Problem description> Compile every line that includes the word "配置文件".

··· Dataset content

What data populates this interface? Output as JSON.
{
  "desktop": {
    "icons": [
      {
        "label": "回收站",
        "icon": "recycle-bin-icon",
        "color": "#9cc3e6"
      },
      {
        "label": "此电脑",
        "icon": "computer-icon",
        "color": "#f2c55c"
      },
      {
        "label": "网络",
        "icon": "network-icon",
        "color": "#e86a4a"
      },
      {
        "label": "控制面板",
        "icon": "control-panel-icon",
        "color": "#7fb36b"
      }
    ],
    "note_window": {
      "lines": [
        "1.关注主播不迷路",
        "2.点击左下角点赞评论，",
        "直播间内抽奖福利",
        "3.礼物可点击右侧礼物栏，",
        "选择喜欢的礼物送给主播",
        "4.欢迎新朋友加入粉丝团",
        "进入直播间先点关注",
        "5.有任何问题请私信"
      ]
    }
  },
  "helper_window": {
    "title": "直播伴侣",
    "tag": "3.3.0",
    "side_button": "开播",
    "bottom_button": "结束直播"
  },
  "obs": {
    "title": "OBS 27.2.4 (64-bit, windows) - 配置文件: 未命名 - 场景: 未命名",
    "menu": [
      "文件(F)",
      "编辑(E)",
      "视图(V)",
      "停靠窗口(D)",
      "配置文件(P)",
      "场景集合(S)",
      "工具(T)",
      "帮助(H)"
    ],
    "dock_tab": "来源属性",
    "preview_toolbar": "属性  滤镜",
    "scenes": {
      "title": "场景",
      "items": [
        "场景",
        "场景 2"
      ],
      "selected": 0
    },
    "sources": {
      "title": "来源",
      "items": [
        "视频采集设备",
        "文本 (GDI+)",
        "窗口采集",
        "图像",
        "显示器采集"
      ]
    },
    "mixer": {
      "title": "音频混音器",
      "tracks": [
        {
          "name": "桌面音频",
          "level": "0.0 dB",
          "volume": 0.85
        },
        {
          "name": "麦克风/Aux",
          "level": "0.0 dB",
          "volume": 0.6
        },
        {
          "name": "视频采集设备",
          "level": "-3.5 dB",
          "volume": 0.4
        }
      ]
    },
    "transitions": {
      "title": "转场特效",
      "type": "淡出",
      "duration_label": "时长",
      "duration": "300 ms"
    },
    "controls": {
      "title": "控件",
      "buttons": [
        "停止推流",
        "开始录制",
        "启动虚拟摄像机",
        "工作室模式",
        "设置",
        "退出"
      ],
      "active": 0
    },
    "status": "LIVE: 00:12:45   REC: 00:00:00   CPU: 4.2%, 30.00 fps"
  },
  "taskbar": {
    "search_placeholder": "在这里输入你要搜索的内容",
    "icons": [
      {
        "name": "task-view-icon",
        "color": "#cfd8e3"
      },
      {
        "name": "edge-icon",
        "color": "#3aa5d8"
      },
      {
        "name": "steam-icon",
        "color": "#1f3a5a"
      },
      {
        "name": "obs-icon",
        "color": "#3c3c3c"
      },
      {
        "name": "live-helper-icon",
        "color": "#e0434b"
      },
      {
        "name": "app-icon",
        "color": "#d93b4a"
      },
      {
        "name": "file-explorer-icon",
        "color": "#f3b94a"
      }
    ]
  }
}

······

The response>
    "title": "OBS 27.2.4 (64-bit, windows) - 配置文件: 未命名 - 场景: 未命名",
      "配置文件(P)",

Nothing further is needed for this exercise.